— Task —
Omit all pictures, then retype the data exactly as given.

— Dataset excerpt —
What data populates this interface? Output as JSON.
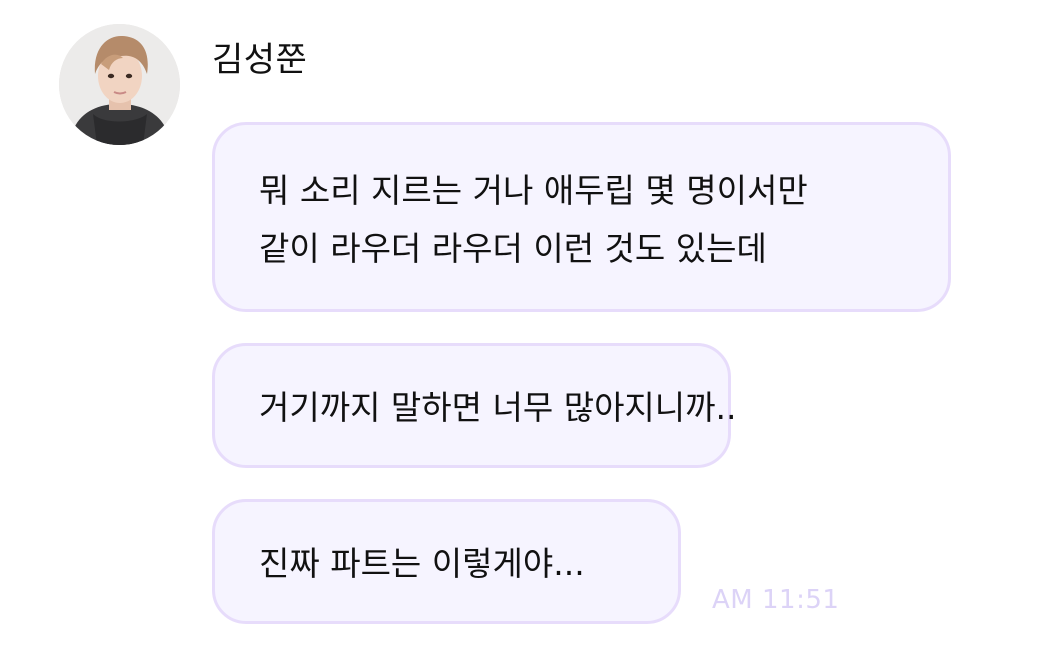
{
  "sender": {
    "name": "김성쭌"
  },
  "messages": [
    {
      "lines": [
        "뭐 소리 지르는 거나 애두립 몇 명이서만",
        "같이 라우더 라우더 이런 것도 있는데"
      ]
    },
    {
      "lines": [
        "거기까지 말하면 너무 많아지니까.."
      ]
    },
    {
      "lines": [
        "진짜 파트는 이렇게야..."
      ]
    }
  ],
  "timestamp": "AM 11:51",
  "colors": {
    "bubble_background": "#f6f4ff",
    "bubble_border": "#e7dcfb",
    "timestamp": "#dcd3f7",
    "text": "#111111"
  }
}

— Full solution —
What data populates this interface? Output as JSON.
{
  "sender": {
    "name": "김성쭌"
  },
  "messages": [
    {
      "lines": [
        "뭐 소리 지르는 거나 애두립 몇 명이서만",
        "같이 라우더 라우더 이런 것도 있는데"
      ]
    },
    {
      "lines": [
        "거기까지 말하면 너무 많아지니까.."
      ]
    },
    {
      "lines": [
        "진짜 파트는 이렇게야..."
      ]
    }
  ],
  "timestamp": "AM 11:51",
  "colors": {
    "bubble_background": "#f6f4ff",
    "bubble_border": "#e7dcfb",
    "timestamp": "#dcd3f7",
    "text": "#111111"
  }
}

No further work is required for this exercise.